▶ Aim of the exercise
Gather the lines below that include the string "NACIONALES", copying each in full.

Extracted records
__________
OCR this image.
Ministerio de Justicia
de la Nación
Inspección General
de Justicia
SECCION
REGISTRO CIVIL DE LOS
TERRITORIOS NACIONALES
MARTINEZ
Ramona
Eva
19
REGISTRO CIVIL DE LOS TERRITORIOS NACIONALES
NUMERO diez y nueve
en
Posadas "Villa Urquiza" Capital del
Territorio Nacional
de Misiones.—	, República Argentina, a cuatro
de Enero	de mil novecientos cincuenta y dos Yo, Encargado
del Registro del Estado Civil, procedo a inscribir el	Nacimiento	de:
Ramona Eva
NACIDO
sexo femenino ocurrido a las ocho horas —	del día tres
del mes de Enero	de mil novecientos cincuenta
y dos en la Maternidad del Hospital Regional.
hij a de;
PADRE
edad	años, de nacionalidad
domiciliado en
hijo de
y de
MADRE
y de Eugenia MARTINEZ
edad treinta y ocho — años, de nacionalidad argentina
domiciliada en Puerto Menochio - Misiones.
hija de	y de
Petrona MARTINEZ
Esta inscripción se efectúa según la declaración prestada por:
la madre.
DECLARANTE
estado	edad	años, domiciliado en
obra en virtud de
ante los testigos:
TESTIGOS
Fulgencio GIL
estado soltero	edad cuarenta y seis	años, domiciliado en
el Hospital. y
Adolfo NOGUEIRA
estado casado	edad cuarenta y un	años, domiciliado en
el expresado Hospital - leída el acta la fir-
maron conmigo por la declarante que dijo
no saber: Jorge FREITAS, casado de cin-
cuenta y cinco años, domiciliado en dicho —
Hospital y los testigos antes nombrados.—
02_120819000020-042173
__________
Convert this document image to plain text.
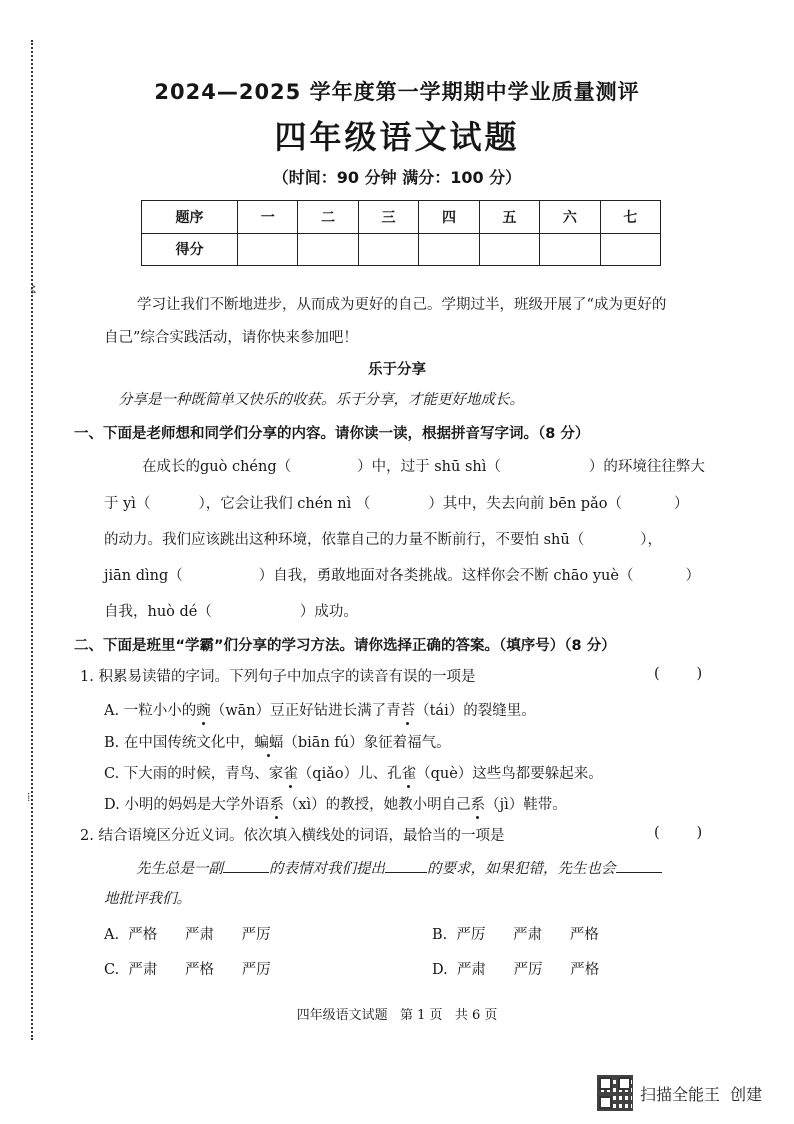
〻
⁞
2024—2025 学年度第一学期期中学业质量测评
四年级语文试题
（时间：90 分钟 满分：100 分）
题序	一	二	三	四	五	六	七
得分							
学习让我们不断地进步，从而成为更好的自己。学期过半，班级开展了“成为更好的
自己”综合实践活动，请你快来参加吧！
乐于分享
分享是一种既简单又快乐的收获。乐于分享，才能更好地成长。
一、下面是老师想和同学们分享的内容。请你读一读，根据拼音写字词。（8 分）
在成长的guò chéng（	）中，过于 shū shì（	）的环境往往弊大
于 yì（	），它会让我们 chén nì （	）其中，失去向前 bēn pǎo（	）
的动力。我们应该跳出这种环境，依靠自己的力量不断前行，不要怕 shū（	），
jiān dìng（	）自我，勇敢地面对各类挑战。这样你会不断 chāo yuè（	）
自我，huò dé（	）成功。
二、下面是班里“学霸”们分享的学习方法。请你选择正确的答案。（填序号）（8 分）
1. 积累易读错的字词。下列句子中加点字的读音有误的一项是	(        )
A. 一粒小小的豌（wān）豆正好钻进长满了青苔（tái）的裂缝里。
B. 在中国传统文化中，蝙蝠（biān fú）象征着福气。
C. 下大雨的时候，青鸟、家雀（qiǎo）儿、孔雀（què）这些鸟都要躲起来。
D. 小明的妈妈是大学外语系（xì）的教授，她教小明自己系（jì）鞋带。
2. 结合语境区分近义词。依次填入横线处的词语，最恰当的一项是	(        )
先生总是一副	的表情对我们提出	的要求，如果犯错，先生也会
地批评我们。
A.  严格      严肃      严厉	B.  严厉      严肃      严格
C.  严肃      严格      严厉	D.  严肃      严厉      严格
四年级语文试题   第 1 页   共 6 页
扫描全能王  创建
__________
▶ Response for this exercise
TERRITORIOS NACIONALES
REGISTRO CIVIL DE LOS TERRITORIOS NACIONALES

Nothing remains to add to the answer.